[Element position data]
"""

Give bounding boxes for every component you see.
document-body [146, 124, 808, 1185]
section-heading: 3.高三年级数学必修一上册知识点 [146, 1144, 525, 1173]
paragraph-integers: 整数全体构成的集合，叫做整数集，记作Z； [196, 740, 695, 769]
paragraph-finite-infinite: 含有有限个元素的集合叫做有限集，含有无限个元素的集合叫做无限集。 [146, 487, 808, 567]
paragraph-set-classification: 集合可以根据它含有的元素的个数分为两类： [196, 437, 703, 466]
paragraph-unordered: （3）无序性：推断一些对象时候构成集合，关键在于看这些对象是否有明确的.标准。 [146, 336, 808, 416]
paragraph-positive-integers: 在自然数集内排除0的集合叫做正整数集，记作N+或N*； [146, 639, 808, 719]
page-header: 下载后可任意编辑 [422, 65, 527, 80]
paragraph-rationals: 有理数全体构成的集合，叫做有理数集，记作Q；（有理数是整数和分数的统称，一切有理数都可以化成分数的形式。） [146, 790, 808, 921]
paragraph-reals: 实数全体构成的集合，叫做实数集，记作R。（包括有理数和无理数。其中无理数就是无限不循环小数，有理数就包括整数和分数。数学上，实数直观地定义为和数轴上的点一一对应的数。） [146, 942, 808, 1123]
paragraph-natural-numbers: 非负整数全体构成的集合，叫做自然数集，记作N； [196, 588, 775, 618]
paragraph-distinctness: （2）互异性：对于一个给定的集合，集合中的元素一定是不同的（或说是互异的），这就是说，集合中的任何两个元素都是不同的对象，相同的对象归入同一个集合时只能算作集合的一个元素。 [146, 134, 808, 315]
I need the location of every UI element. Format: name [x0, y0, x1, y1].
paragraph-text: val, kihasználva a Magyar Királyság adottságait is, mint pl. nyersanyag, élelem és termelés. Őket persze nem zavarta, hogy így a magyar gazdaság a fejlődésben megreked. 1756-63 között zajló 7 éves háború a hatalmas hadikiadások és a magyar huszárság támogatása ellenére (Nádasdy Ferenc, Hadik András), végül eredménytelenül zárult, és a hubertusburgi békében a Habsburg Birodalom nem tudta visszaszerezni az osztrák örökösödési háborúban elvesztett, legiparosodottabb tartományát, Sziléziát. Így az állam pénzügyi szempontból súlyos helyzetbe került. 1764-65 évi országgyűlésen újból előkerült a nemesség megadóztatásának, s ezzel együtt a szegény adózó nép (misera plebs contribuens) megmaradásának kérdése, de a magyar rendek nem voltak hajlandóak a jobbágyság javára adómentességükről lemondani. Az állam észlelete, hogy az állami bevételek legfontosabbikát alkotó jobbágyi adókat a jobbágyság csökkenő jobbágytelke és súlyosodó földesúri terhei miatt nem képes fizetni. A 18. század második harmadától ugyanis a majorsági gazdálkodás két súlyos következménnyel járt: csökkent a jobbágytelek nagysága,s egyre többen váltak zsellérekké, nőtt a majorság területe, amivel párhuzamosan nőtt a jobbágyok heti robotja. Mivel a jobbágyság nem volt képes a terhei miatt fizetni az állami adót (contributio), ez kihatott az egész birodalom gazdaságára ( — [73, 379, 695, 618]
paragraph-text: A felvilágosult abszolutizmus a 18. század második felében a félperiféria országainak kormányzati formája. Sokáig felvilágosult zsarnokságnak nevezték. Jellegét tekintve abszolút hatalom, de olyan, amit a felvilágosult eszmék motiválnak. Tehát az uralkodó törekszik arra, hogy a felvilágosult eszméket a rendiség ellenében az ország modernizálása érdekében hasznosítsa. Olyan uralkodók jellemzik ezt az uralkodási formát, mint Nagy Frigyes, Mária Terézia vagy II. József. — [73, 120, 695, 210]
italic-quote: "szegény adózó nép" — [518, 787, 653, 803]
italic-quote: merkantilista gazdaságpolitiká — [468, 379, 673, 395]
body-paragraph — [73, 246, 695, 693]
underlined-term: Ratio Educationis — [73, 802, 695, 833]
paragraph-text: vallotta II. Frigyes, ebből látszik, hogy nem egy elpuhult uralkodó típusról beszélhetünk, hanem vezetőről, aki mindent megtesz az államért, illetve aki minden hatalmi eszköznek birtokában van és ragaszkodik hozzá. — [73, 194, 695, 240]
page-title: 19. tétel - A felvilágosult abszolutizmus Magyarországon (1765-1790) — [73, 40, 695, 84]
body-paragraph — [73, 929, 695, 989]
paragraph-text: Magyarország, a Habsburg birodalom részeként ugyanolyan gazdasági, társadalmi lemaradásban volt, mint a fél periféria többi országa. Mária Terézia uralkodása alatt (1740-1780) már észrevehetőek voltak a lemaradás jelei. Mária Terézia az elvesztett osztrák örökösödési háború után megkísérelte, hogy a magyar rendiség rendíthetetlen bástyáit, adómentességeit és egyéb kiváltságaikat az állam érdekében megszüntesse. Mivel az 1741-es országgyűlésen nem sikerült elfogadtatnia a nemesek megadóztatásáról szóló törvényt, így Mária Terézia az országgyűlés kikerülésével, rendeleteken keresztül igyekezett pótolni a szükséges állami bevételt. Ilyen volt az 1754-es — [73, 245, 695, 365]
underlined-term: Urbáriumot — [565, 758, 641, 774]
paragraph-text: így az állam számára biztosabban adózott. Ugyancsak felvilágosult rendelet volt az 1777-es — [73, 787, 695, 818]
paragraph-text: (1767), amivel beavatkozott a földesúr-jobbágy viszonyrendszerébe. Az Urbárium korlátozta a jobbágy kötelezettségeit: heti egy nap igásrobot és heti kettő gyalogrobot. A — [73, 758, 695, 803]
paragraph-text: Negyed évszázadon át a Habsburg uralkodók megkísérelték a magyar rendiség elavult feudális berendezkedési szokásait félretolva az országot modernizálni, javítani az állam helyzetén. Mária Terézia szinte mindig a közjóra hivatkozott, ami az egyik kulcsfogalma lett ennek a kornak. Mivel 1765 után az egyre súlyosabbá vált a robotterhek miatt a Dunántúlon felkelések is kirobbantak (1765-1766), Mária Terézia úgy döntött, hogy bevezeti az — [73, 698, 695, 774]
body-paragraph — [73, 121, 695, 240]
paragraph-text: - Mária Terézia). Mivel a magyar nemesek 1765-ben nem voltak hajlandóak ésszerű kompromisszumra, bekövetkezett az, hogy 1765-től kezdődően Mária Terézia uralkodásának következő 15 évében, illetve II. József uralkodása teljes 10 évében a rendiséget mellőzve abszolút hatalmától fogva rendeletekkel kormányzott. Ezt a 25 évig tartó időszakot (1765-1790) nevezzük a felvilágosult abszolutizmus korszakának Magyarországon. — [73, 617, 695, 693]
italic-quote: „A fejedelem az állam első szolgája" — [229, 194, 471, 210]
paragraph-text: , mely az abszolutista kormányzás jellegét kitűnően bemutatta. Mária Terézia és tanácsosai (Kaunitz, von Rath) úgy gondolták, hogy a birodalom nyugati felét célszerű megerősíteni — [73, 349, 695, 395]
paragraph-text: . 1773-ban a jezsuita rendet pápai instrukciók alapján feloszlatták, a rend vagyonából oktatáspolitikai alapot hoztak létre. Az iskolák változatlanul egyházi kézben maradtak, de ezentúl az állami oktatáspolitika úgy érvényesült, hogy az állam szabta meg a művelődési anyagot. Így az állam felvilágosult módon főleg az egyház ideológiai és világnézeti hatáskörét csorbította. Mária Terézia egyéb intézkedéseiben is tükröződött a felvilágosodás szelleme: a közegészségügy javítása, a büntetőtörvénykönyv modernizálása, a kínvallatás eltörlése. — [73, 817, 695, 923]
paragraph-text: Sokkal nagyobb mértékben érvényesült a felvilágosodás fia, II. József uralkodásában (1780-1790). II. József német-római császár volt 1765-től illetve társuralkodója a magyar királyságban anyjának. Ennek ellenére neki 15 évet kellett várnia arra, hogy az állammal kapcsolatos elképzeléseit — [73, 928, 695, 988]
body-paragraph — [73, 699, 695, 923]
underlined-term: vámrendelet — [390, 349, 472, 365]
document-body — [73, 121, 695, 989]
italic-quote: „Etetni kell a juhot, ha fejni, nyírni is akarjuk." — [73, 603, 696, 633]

"""

◆ What you have to do:
Reproduce the records above word for word, starting at the first line and ending at the line that contains "I need the location".

◆ Result of the task:
Give bounding boxes for every component you see.
document-body [146, 124, 808, 1185]
section-heading: 3.高三年级数学必修一上册知识点 [146, 1144, 525, 1173]
paragraph-integers: 整数全体构成的集合，叫做整数集，记作Z； [196, 740, 695, 769]
paragraph-finite-infinite: 含有有限个元素的集合叫做有限集，含有无限个元素的集合叫做无限集。 [146, 487, 808, 567]
paragraph-set-classification: 集合可以根据它含有的元素的个数分为两类： [196, 437, 703, 466]
paragraph-unordered: （3）无序性：推断一些对象时候构成集合，关键在于看这些对象是否有明确的.标准。 [146, 336, 808, 416]
paragraph-positive-integers: 在自然数集内排除0的集合叫做正整数集，记作N+或N*； [146, 639, 808, 719]
page-header: 下载后可任意编辑 [422, 65, 527, 80]
paragraph-rationals: 有理数全体构成的集合，叫做有理数集，记作Q；（有理数是整数和分数的统称，一切有理数都可以化成分数的形式。） [146, 790, 808, 921]
paragraph-reals: 实数全体构成的集合，叫做实数集，记作R。（包括有理数和无理数。其中无理数就是无限不循环小数，有理数就包括整数和分数。数学上，实数直观地定义为和数轴上的点一一对应的数。） [146, 942, 808, 1123]
paragraph-natural-numbers: 非负整数全体构成的集合，叫做自然数集，记作N； [196, 588, 775, 618]
paragraph-distinctness: （2）互异性：对于一个给定的集合，集合中的元素一定是不同的（或说是互异的），这就是说，集合中的任何两个元素都是不同的对象，相同的对象归入同一个集合时只能算作集合的一个元素。 [146, 134, 808, 315]
I need the location of every UI element. Format: name [x0, y0, x1, y1].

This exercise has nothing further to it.